**PROVIDED RECORDS:**
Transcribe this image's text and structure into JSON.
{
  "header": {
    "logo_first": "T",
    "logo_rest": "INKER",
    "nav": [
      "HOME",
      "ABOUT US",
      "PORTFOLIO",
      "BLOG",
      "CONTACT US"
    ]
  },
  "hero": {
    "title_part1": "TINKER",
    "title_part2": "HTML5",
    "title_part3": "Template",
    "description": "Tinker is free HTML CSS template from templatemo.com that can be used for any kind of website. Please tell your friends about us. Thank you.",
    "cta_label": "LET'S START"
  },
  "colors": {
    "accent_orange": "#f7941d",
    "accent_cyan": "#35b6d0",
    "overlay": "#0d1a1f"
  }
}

...

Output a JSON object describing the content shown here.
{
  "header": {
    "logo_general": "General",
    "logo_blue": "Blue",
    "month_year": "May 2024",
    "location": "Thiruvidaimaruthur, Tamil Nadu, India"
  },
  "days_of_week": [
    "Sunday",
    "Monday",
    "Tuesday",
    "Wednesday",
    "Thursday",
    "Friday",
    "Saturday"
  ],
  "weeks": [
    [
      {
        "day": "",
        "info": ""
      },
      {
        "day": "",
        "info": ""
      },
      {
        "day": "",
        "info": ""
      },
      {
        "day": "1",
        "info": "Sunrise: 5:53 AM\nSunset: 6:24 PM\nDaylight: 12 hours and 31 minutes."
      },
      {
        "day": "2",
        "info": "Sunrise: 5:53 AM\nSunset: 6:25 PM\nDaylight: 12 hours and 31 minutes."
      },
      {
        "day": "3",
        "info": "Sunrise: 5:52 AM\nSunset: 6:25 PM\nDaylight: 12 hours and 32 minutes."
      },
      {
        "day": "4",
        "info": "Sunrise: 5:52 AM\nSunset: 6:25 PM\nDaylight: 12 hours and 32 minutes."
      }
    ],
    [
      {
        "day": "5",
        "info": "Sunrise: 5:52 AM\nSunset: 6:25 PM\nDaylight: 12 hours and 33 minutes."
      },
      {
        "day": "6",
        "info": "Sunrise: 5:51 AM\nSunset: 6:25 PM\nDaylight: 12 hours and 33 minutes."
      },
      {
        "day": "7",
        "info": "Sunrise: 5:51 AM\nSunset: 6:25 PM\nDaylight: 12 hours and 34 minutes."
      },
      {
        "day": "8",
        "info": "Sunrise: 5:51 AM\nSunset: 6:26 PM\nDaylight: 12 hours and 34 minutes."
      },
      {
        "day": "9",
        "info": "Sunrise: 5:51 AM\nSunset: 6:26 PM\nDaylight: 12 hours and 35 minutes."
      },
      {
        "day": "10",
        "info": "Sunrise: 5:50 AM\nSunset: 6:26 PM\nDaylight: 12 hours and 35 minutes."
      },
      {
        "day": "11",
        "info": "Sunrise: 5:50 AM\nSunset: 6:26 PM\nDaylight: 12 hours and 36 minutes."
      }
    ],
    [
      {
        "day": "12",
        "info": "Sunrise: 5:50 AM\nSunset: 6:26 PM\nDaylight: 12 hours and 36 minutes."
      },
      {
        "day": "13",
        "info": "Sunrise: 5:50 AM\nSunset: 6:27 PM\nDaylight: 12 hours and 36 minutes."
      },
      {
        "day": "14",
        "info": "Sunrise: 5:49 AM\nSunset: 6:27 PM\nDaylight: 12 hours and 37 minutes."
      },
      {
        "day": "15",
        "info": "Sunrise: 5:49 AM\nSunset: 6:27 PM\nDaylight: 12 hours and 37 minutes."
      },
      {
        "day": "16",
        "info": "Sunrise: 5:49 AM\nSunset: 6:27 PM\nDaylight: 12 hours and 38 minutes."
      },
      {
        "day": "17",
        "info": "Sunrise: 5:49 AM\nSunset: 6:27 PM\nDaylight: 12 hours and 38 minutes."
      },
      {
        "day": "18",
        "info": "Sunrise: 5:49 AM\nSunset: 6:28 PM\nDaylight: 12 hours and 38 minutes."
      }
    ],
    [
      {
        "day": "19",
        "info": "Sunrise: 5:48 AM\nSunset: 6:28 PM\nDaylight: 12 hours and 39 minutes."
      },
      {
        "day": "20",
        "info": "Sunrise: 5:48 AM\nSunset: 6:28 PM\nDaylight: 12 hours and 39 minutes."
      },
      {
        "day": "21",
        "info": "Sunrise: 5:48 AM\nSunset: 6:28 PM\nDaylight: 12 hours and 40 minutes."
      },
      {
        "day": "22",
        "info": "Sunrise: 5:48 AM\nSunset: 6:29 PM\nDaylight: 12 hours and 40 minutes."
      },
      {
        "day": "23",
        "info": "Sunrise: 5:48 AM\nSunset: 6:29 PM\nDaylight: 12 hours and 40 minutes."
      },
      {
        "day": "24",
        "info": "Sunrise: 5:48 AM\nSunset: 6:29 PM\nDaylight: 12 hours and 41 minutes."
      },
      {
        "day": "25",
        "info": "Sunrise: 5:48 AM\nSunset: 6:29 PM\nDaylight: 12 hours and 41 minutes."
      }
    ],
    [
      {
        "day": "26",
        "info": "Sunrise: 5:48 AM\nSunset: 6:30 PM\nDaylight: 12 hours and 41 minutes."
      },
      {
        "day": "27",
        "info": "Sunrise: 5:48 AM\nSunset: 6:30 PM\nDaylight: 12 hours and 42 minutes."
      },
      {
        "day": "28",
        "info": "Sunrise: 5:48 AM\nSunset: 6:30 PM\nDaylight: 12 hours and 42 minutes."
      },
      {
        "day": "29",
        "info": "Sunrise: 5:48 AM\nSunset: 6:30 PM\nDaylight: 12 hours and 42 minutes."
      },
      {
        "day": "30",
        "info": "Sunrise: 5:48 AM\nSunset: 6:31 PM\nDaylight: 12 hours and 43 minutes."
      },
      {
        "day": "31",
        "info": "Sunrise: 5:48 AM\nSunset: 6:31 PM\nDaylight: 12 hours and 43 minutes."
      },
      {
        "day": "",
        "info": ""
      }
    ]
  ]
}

**WHAT THE TASK REQUIRES:** Copy all lines from the material that hold "JSON".

**OUTPUT BELOW:**
Transcribe this image's text and structure into JSON.
Output a JSON object describing the content shown here.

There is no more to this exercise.